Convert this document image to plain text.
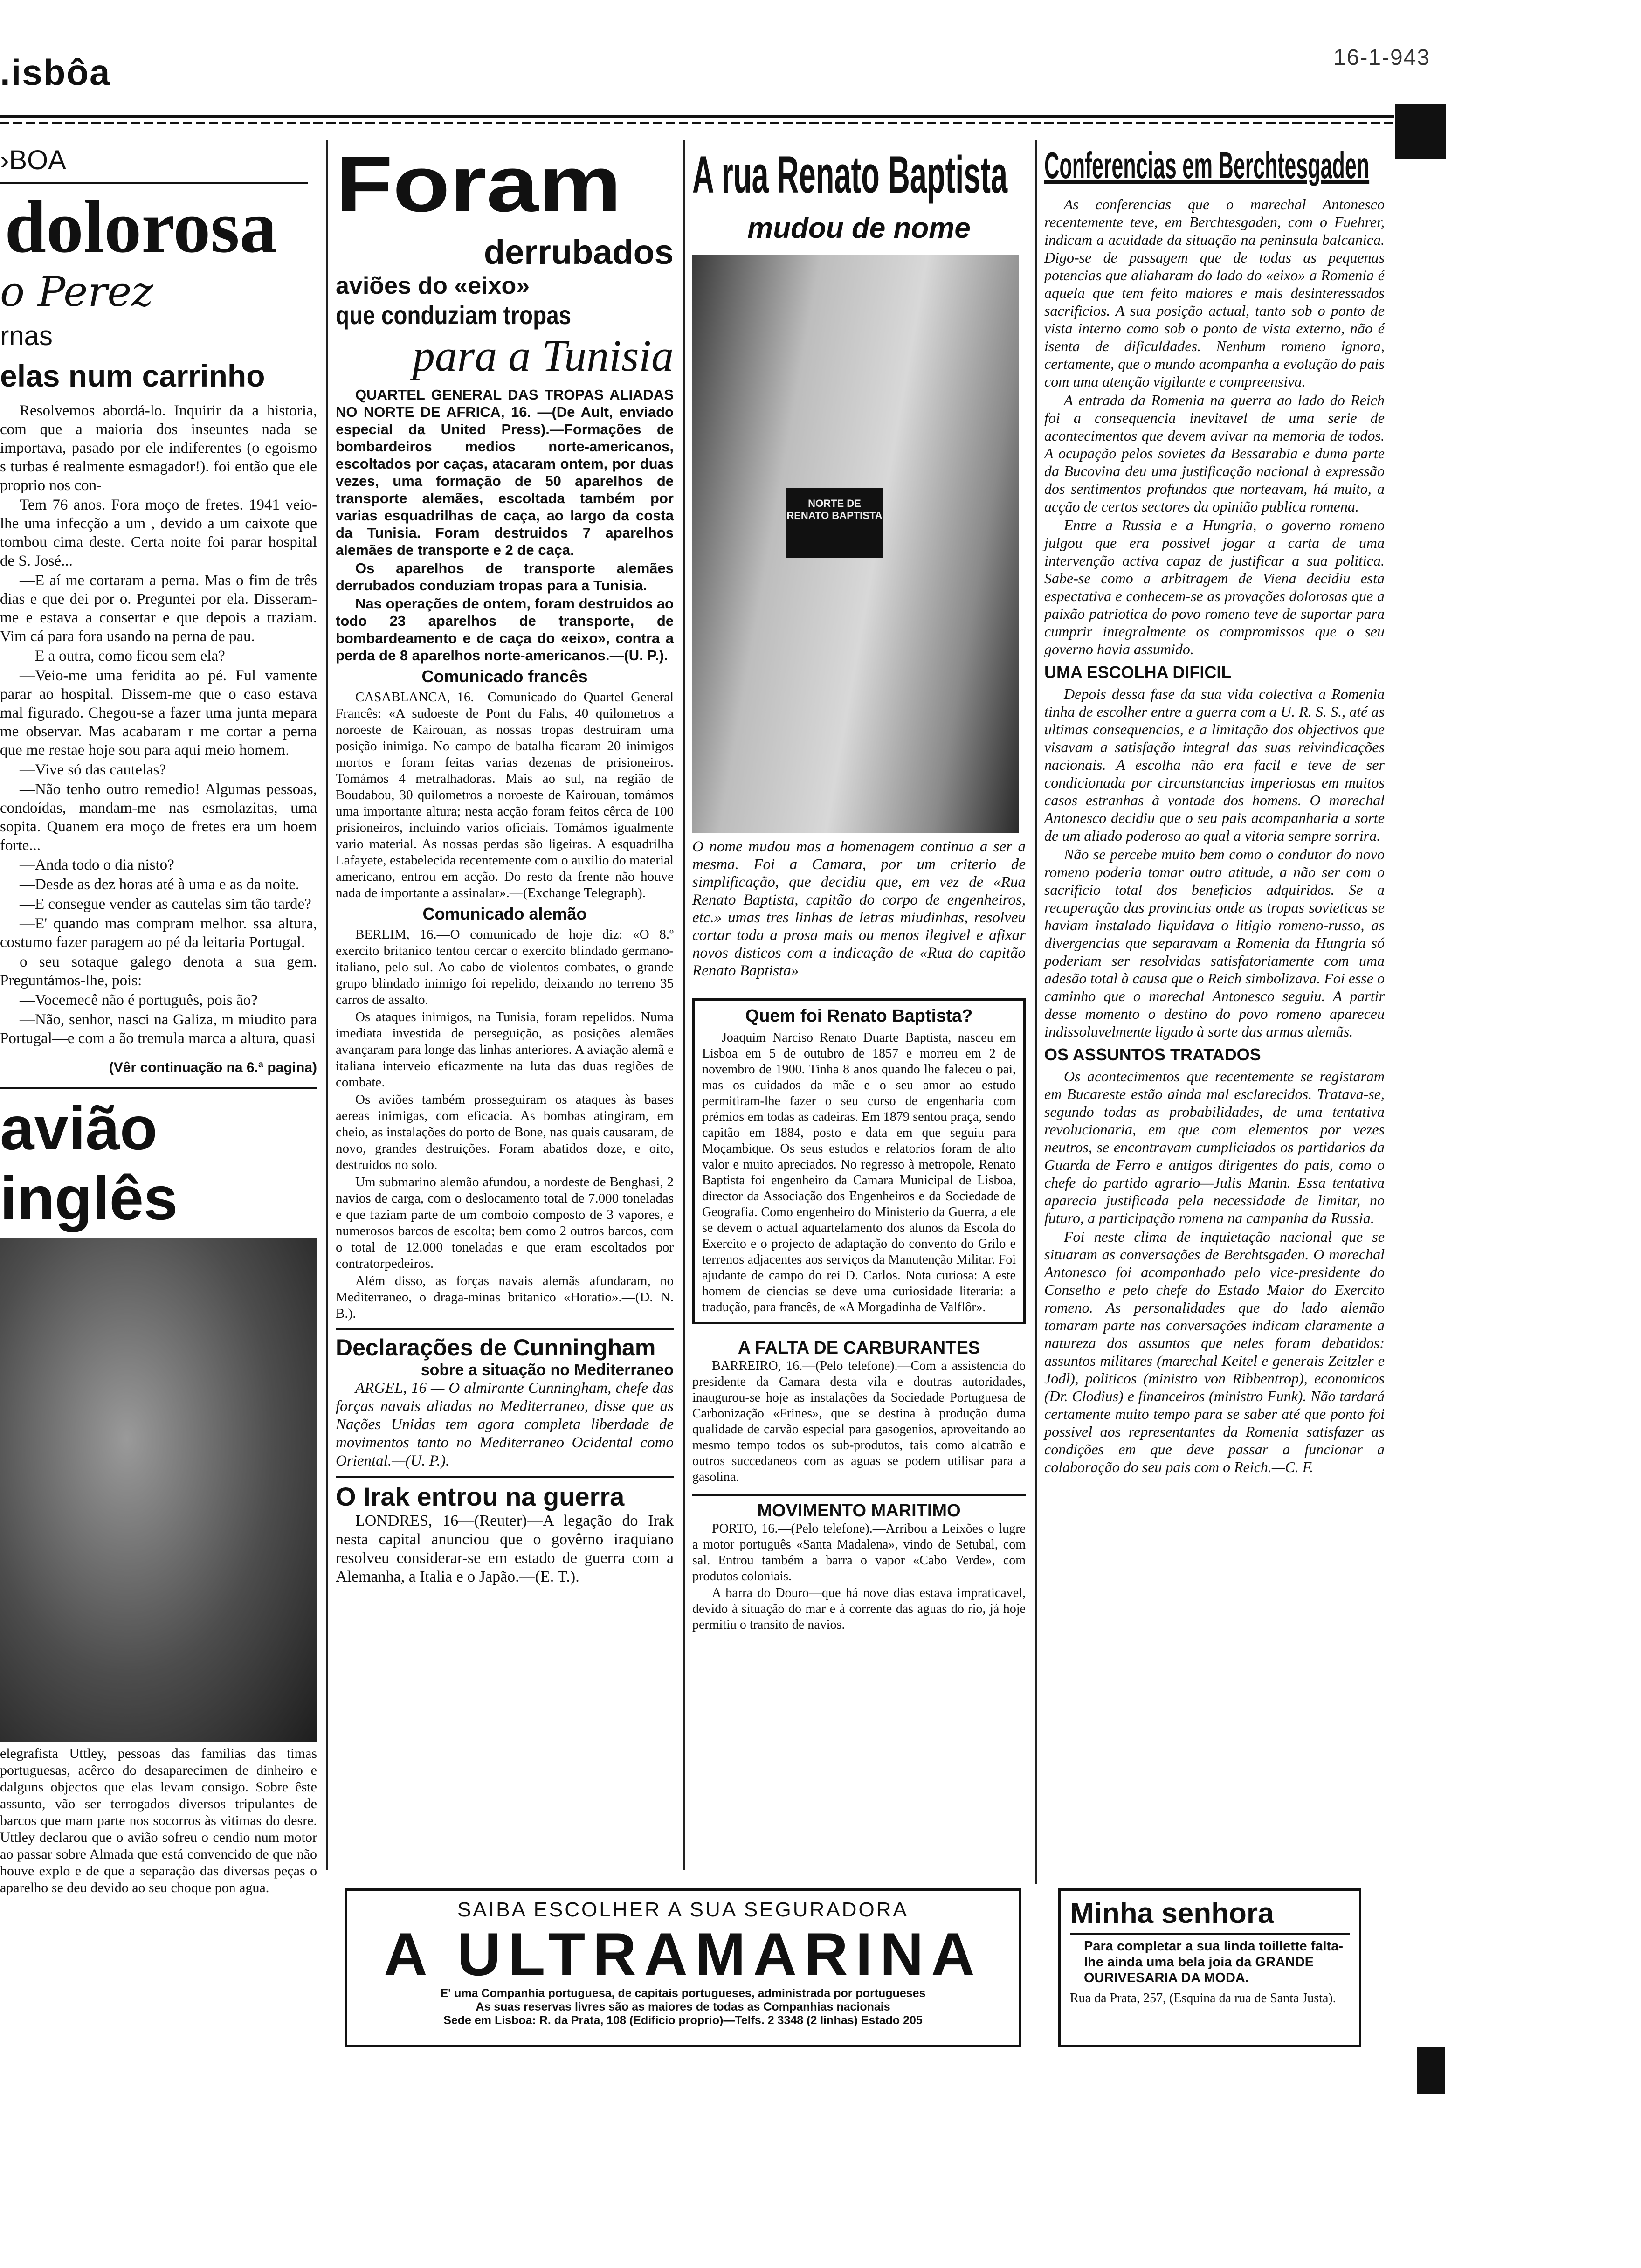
.isbôa	16-1-943
›BOA
dolorosa
o Perez
rnas
elas num carrinho

Resolvemos abordá-lo. Inquirir da a historia, com que a maioria dos inseuntes nada se importava, pasado por ele indiferentes (o egoismo s turbas é realmente esmagador!). foi então que ele proprio nos con-

Tem 76 anos. Fora moço de fretes. 1941 veio-lhe uma infecção a um , devido a um caixote que tombou cima deste. Certa noite foi parar hospital de S. José...

—E aí me cortaram a perna. Mas o fim de três dias e que dei por o. Preguntei por ela. Disseram-me e estava a consertar e que depois a traziam. Vim cá para fora usando na perna de pau.

—E a outra, como ficou sem ela?

—Veio-me uma feridita ao pé. Ful vamente parar ao hospital. Dissem-me que o caso estava mal figurado. Chegou-se a fazer uma junta mepara me observar. Mas acabaram r me cortar a perna que me restae hoje sou para aqui meio homem.

—Vive só das cautelas?

—Não tenho outro remedio! Algumas pessoas, condoídas, mandam-me nas esmolazitas, uma sopita. Quanem era moço de fretes era um hoem forte...

—Anda todo o dia nisto?

—Desde as dez horas até à uma e as da noite.

—E consegue vender as cautelas sim tão tarde?

—E' quando mas compram melhor. ssa altura, costumo fazer paragem ao pé da leitaria Portugal.

o seu sotaque galego denota a sua gem. Preguntámos-lhe, pois:

—Vocemecê não é português, pois ão?

—Não, senhor, nasci na Galiza, m miudito para Portugal—e com a ão tremula marca a altura, quasi

(Vêr continuação na 6.ª pagina)
avião inglês
elegrafista Uttley, pessoas das familias das timas portuguesas, acêrco do desaparecimen de dinheiro e dalguns objectos que elas levam consigo. Sobre êste assunto, vão ser terrogados diversos tripulantes de barcos que mam parte nos socorros às vitimas do desre. Uttley declarou que o avião sofreu o cendio num motor ao passar sobre Almada que está convencido de que não houve explo e de que a separação das diversas peças o aparelho se deu devido ao seu choque pon agua.
Foram
derrubados
aviões do «eixo»
que conduziam tropas
para a Tunisia

QUARTEL GENERAL DAS TROPAS ALIADAS NO NORTE DE AFRICA, 16. —(De Ault, enviado especial da United Press).—Formações de bombardeiros medios norte-americanos, escoltados por caças, atacaram ontem, por duas vezes, uma formação de 50 aparelhos de transporte alemães, escoltada também por varias esquadrilhas de caça, ao largo da costa da Tunisia. Foram destruidos 7 aparelhos alemães de transporte e 2 de caça.

Os aparelhos de transporte alemães derrubados conduziam tropas para a Tunisia.

Nas operações de ontem, foram destruidos ao todo 23 aparelhos de transporte, de bombardeamento e de caça do «eixo», contra a perda de 8 aparelhos norte-americanos.—(U. P.).

Comunicado francês

CASABLANCA, 16.—Comunicado do Quartel General Francês: «A sudoeste de Pont du Fahs, 40 quilometros a noroeste de Kairouan, as nossas tropas destruiram uma posição inimiga. No campo de batalha ficaram 20 inimigos mortos e foram feitas varias dezenas de prisioneiros. Tomámos 4 metralhadoras. Mais ao sul, na região de Boudabou, 30 quilometros a noroeste de Kairouan, tomámos uma importante altura; nesta acção foram feitos cêrca de 100 prisioneiros, incluindo varios oficiais. Tomámos igualmente vario material. As nossas perdas são ligeiras. A esquadrilha Lafayete, estabelecida recentemente com o auxilio do material americano, entrou em acção. Do resto da frente não houve nada de importante a assinalar».—(Exchange Telegraph).

Comunicado alemão

BERLIM, 16.—O comunicado de hoje diz: «O 8.º exercito britanico tentou cercar o exercito blindado germano-italiano, pelo sul. Ao cabo de violentos combates, o grande grupo blindado inimigo foi repelido, deixando no terreno 35 carros de assalto.

Os ataques inimigos, na Tunisia, foram repelidos. Numa imediata investida de perseguição, as posições alemães avançaram para longe das linhas anteriores. A aviação alemã e italiana interveio eficazmente na luta das duas regiões de combate.

Os aviões também prosseguiram os ataques às bases aereas inimigas, com eficacia. As bombas atingiram, em cheio, as instalações do porto de Bone, nas quais causaram, de novo, grandes destruições. Foram abatidos doze, e oito, destruidos no solo.

Um submarino alemão afundou, a nordeste de Benghasi, 2 navios de carga, com o deslocamento total de 7.000 toneladas e que faziam parte de um comboio composto de 3 vapores, e numerosos barcos de escolta; bem como 2 outros barcos, com o total de 12.000 toneladas e que eram escoltados por contratorpedeiros.

Além disso, as forças navais alemãs afundaram, no Mediterraneo, o draga-minas britanico «Horatio».—(D. N. B.).

Declarações de Cunningham
sobre a situação no Mediterraneo

ARGEL, 16 — O almirante Cunningham, chefe das forças navais aliadas no Mediterraneo, disse que as Nações Unidas tem agora completa liberdade de movimentos tanto no Mediterraneo Ocidental como Oriental.—(U. P.).

O Irak entrou na guerra

LONDRES, 16—(Reuter)—A legação do Irak nesta capital anunciou que o govêrno iraquiano resolveu considerar-se em estado de guerra com a Alemanha, a Italia e o Japão.—(E. T.).

A rua Renato Baptista
mudou de nome
NORTE DE RENATO BAPTISTA
O nome mudou mas a homenagem continua a ser a mesma. Foi a Camara, por um criterio de simplificação, que decidiu que, em vez de «Rua Renato Baptista, capitão do corpo de engenheiros, etc.» umas tres linhas de letras miudinhas, resolveu cortar toda a prosa mais ou menos ilegivel e afixar novos disticos com a indicação de «Rua do capitão Renato Baptista»
Quem foi Renato Baptista?

Joaquim Narciso Renato Duarte Baptista, nasceu em Lisboa em 5 de outubro de 1857 e morreu em 2 de novembro de 1900. Tinha 8 anos quando lhe faleceu o pai, mas os cuidados da mãe e o seu amor ao estudo permitiram-lhe fazer o seu curso de engenharia com prémios em todas as cadeiras. Em 1879 sentou praça, sendo capitão em 1884, posto e data em que seguiu para Moçambique. Os seus estudos e relatorios foram de alto valor e muito apreciados. No regresso à metropole, Renato Baptista foi engenheiro da Camara Municipal de Lisboa, director da Associação dos Engenheiros e da Sociedade de Geografia. Como engenheiro do Ministerio da Guerra, a ele se devem o actual aquartelamento dos alunos da Escola do Exercito e o projecto de adaptação do convento do Grilo e terrenos adjacentes aos serviços da Manutenção Militar. Foi ajudante de campo do rei D. Carlos. Nota curiosa: A este homem de ciencias se deve uma curiosidade literaria: a tradução, para francês, de «A Morgadinha de Valflôr».

A FALTA DE CARBURANTES

BARREIRO, 16.—(Pelo telefone).—Com a assistencia do presidente da Camara desta vila e doutras autoridades, inaugurou-se hoje as instalações da Sociedade Portuguesa de Carbonização «Frines», que se destina à produção duma qualidade de carvão especial para gasogenios, aproveitando ao mesmo tempo todos os sub-produtos, tais como alcatrão e outros succedaneos com as aguas se podem utilisar para a gasolina.

MOVIMENTO MARITIMO

PORTO, 16.—(Pelo telefone).—Arribou a Leixões o lugre a motor português «Santa Madalena», vindo de Setubal, com sal. Entrou também a barra o vapor «Cabo Verde», com produtos coloniais.

A barra do Douro—que há nove dias estava impraticavel, devido à situação do mar e à corrente das aguas do rio, já hoje permitiu o transito de navios.

Conferencias em Berchtesgaden

As conferencias que o marechal Antonesco recentemente teve, em Berchtesgaden, com o Fuehrer, indicam a acuidade da situação na peninsula balcanica. Digo-se de passagem que de todas as pequenas potencias que aliaharam do lado do «eixo» a Romenia é aquela que tem feito maiores e mais desinteressados sacrificios. A sua posição actual, tanto sob o ponto de vista interno como sob o ponto de vista externo, não é isenta de dificuldades. Nenhum romeno ignora, certamente, que o mundo acompanha a evolução do pais com uma atenção vigilante e compreensiva.

A entrada da Romenia na guerra ao lado do Reich foi a consequencia inevitavel de uma serie de acontecimentos que devem avivar na memoria de todos. A ocupação pelos sovietes da Bessarabia e duma parte da Bucovina deu uma justificação nacional à expressão dos sentimentos profundos que norteavam, há muito, a acção de certos sectores da opinião publica romena.

Entre a Russia e a Hungria, o governo romeno julgou que era possivel jogar a carta de uma intervenção activa capaz de justificar a sua politica. Sabe-se como a arbitragem de Viena decidiu esta espectativa e conhecem-se as provações dolorosas que a paixão patriotica do povo romeno teve de suportar para cumprir integralmente os compromissos que o seu governo havia assumido.

UMA ESCOLHA DIFICIL

Depois dessa fase da sua vida colectiva a Romenia tinha de escolher entre a guerra com a U. R. S. S., até as ultimas consequencias, e a limitação dos objectivos que visavam a satisfação integral das suas reivindicações nacionais. A escolha não era facil e teve de ser condicionada por circunstancias imperiosas em muitos casos estranhas à vontade dos homens. O marechal Antonesco decidiu que o seu pais acompanharia a sorte de um aliado poderoso ao qual a vitoria sempre sorrira.

Não se percebe muito bem como o condutor do novo romeno poderia tomar outra atitude, a não ser com o sacrificio total dos beneficios adquiridos. Se a recuperação das provincias onde as tropas sovieticas se haviam instalado liquidava o litigio romeno-russo, as divergencias que separavam a Romenia da Hungria só poderiam ser resolvidas satisfatoriamente com uma adesão total à causa que o Reich simbolizava. Foi esse o caminho que o marechal Antonesco seguiu. A partir desse momento o destino do povo romeno apareceu indissoluvelmente ligado à sorte das armas alemãs.

OS ASSUNTOS TRATADOS

Os acontecimentos que recentemente se registaram em Bucareste estão ainda mal esclarecidos. Tratava-se, segundo todas as probabilidades, de uma tentativa revolucionaria, em que com elementos por vezes neutros, se encontravam cumpliciados os partidarios da Guarda de Ferro e antigos dirigentes do pais, como o chefe do partido agrario—Julis Manin. Essa tentativa aparecia justificada pela necessidade de limitar, no futuro, a participação romena na campanha da Russia.

Foi neste clima de inquietação nacional que se situaram as conversações de Berchtsgaden. O marechal Antonesco foi acompanhado pelo vice-presidente do Conselho e pelo chefe do Estado Maior do Exercito romeno. As personalidades que do lado alemão tomaram parte nas conversações indicam claramente a natureza dos assuntos que neles foram debatidos: assuntos militares (marechal Keitel e generais Zeitzler e Jodl), politicos (ministro von Ribbentrop), economicos (Dr. Clodius) e financeiros (ministro Funk). Não tardará certamente muito tempo para se saber até que ponto foi possivel aos representantes da Romenia satisfazer as condições em que deve passar a funcionar a colaboração do seu pais com o Reich.—C. F.

SAIBA ESCOLHER A SUA SEGURADORA
A ULTRAMARINA
E' uma Companhia portuguesa, de capitais portugueses, administrada por portugueses
As suas reservas livres são as maiores de todas as Companhias nacionais
Sede em Lisboa: R. da Prata, 108 (Edificio proprio)—Telfs. 2 3348 (2 linhas) Estado 205
Minha senhora
Para completar a sua linda toillette falta-lhe ainda uma bela joia da GRANDE OURIVESARIA DA MODA.
Rua da Prata, 257, (Esquina da rua de Santa Justa).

**PROBLEM DETAILS**
Give a single number: the count of lines above that include the word "dias".

**TASK SOLUTION**
2